TASK BRIEF: Isolate every line in the data with the string "shots" and copy it.

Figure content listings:
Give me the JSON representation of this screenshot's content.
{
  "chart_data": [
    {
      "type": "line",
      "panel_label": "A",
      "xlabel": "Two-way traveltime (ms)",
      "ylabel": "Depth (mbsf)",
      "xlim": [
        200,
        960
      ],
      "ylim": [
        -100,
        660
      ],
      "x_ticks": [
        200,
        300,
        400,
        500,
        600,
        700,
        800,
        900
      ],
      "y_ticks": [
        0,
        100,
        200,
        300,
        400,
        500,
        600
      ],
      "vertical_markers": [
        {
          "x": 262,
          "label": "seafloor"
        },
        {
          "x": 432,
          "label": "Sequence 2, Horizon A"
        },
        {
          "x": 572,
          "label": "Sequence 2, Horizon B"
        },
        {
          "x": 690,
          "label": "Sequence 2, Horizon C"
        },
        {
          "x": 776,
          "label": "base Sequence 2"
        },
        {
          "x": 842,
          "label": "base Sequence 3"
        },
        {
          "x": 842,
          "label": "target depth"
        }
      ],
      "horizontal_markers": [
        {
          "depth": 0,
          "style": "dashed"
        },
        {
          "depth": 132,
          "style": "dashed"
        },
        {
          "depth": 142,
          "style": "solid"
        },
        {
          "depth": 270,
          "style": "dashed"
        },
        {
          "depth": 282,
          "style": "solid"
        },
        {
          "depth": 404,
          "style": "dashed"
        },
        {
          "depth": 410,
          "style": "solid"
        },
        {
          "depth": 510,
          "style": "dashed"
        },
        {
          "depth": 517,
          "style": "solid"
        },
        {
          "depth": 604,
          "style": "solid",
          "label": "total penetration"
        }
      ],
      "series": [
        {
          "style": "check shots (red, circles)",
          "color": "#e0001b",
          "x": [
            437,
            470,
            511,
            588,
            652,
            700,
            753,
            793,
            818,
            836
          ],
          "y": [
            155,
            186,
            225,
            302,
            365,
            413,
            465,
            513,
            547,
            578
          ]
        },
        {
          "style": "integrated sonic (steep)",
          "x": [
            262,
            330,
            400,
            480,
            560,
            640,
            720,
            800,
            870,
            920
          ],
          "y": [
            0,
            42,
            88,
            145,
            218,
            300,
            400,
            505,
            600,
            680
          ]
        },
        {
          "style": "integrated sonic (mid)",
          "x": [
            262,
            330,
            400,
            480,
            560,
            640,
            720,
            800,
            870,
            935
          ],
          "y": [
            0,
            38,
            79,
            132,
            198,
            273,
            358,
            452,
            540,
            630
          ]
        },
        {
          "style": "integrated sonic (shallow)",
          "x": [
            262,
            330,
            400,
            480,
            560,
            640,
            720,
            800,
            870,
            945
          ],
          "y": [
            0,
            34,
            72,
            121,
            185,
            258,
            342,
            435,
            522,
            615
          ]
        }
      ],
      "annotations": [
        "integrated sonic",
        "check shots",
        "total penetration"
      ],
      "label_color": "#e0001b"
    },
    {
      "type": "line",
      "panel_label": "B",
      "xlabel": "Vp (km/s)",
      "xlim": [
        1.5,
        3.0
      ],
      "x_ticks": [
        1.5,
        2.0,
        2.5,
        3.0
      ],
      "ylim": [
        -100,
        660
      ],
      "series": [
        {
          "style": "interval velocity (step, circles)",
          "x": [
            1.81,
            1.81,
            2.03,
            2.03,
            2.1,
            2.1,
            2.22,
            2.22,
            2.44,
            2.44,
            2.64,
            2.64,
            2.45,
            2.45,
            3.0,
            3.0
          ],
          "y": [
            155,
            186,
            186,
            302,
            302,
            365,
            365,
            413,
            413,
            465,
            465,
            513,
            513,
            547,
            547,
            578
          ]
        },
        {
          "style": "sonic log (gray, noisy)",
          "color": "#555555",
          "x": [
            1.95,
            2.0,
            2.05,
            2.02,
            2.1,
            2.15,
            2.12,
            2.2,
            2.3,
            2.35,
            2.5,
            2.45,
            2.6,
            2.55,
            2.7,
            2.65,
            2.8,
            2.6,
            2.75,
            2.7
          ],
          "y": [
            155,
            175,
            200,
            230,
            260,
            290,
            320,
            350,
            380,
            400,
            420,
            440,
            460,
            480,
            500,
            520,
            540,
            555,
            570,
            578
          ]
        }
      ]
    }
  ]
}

THE OUTPUT:
          "style": "check shots (red, circles)",
        "check shots",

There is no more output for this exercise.